RECORDED DATA:
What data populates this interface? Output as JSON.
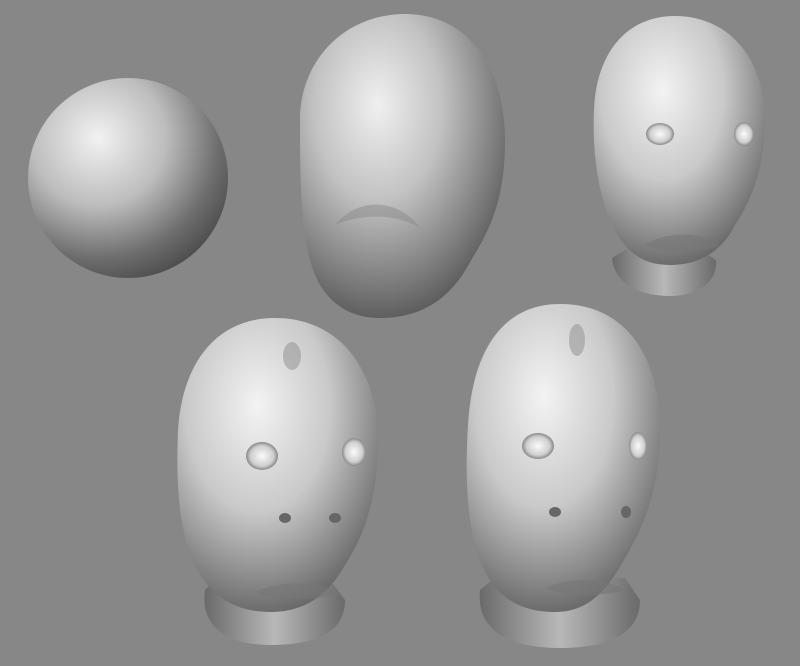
{
  "scene": {
    "background_color": "#878787",
    "surface_color": "#c8c8c8",
    "stages": [
      {
        "name": "sphere-stage",
        "description_icon": "sphere-icon"
      },
      {
        "name": "egg-stage",
        "description_icon": "egg-icon"
      },
      {
        "name": "rough-head-stage",
        "description_icon": "head-icon"
      },
      {
        "name": "detailed-head-stage",
        "description_icon": "head-icon"
      },
      {
        "name": "final-head-stage",
        "description_icon": "head-icon"
      }
    ]
  }
}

GOAL: Print the complete listing exactly as it stands, without its pictures.

SOLUTION TO THIS EXERCISE:
What data populates this interface? Output as JSON.
{
  "scene": {
    "background_color": "#878787",
    "surface_color": "#c8c8c8",
    "stages": [
      {
        "name": "sphere-stage",
        "description_icon": "sphere-icon"
      },
      {
        "name": "egg-stage",
        "description_icon": "egg-icon"
      },
      {
        "name": "rough-head-stage",
        "description_icon": "head-icon"
      },
      {
        "name": "detailed-head-stage",
        "description_icon": "head-icon"
      },
      {
        "name": "final-head-stage",
        "description_icon": "head-icon"
      }
    ]
  }
}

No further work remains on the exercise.